* Письменное задание 1: Что, согласно исходному тексту о нападках на порноиндустрию, выдают целевые атаки на порнографию?

* Исходный текст:
------------------------------
Не то чтобы меня хоть как-то волновали проблемы коммерческой порноиндустрии или там ее «права» на свободу слова и защиту собственности. Это все совершенно не по делу, которое вот в чем: почему для нападок выделяется именно этот вид бизнеса? Целевые атаки на порнографию выдают план и систему приоритетов — не просто спонтанный антикапитализм. Тем, кто проводит в жизнь продуманную политику, не к лицу жаловаться, когда мы интересуемся их мотивами и подвергаем их сомнению.
------------------------------
* Материалы упражнения:
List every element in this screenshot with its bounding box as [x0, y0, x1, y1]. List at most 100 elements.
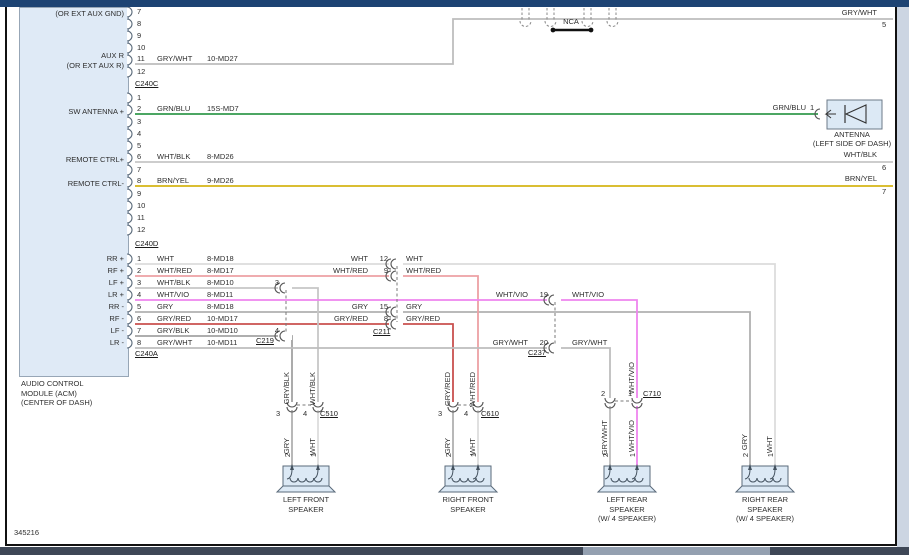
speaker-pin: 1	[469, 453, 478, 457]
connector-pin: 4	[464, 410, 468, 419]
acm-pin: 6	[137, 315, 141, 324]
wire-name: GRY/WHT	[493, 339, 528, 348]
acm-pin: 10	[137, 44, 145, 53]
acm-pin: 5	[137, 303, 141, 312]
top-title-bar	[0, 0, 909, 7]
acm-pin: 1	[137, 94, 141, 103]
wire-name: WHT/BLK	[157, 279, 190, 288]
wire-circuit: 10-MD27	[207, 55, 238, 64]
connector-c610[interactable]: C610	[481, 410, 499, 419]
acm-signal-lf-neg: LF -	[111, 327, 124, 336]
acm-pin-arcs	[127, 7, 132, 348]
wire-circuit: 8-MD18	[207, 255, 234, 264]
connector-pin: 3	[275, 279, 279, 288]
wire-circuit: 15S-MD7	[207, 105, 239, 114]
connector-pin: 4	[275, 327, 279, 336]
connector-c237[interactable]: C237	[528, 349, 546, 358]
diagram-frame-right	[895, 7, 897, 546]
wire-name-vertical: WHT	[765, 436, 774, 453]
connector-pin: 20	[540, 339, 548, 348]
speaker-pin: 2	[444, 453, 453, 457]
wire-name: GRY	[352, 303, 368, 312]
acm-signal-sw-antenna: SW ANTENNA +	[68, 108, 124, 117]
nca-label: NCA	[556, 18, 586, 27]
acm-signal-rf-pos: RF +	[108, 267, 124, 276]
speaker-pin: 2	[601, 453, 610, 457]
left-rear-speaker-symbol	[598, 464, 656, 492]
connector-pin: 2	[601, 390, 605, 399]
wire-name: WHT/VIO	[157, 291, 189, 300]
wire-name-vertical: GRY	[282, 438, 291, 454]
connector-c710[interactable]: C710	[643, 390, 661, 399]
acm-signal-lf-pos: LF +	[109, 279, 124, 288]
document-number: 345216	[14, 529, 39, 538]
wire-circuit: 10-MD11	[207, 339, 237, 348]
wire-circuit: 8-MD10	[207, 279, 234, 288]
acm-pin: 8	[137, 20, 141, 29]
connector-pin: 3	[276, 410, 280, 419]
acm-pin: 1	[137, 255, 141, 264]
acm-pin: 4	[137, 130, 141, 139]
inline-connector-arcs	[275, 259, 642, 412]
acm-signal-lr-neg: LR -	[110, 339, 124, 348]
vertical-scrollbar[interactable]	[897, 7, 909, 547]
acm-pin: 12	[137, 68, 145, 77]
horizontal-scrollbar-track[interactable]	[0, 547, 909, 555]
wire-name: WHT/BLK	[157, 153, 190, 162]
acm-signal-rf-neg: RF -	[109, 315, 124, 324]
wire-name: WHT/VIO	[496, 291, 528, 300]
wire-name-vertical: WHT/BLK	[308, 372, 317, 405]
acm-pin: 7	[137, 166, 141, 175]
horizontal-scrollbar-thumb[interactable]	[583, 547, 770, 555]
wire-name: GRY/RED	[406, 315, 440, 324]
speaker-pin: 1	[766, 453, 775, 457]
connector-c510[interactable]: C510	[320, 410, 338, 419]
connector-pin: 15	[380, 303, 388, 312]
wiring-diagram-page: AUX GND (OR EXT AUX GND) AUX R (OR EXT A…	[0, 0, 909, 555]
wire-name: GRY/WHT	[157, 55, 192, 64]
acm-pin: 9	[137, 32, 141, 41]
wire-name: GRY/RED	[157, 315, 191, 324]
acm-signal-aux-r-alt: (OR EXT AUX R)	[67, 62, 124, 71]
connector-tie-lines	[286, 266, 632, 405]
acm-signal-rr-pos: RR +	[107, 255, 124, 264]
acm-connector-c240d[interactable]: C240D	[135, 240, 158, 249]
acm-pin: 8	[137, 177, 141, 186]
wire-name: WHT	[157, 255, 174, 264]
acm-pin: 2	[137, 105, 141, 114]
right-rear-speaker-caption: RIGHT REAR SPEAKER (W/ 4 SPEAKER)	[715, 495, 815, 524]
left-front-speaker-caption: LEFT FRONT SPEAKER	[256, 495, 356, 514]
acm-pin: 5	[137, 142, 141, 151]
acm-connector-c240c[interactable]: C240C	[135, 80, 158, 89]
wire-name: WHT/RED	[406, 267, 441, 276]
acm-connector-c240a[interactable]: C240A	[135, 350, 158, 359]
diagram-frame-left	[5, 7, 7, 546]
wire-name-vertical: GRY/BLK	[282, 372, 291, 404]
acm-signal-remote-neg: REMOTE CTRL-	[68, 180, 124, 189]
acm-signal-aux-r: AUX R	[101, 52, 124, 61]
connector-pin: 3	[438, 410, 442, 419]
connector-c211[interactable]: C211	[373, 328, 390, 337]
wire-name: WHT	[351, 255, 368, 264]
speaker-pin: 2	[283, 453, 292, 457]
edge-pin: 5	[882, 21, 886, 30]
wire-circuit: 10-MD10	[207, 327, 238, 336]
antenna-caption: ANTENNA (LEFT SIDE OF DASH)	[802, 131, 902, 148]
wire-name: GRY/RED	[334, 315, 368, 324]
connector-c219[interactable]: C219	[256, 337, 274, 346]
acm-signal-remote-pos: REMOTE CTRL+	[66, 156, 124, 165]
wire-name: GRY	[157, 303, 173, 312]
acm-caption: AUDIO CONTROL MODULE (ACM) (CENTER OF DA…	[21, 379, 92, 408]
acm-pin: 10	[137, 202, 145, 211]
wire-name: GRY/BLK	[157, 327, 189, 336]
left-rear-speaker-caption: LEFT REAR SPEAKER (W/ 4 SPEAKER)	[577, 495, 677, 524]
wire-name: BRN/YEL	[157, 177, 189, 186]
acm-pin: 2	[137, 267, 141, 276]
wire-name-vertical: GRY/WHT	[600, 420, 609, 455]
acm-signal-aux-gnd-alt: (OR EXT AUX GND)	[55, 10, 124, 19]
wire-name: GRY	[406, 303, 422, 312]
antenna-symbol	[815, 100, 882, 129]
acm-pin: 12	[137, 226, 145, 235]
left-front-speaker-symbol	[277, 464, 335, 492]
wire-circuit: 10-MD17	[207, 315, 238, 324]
------------------------------
* Письменное задание 2: Выведите без изменений строки из записей, начиная со строки, которая содержит «453, 478, 457]», и заканчивая строкой, которая содержит «279, 190, 288]».

* Правильный ответ 1: План и систему приоритетов.

* Правильный ответ 2:
speaker-pin: 1	[469, 453, 478, 457]
connector-pin: 4	[464, 410, 468, 419]
acm-pin: 6	[137, 315, 141, 324]
wire-name: GRY/WHT	[493, 339, 528, 348]
acm-pin: 10	[137, 44, 145, 53]
acm-pin: 5	[137, 303, 141, 312]
top-title-bar	[0, 0, 909, 7]
acm-pin: 1	[137, 94, 141, 103]
wire-name: WHT/BLK	[157, 279, 190, 288]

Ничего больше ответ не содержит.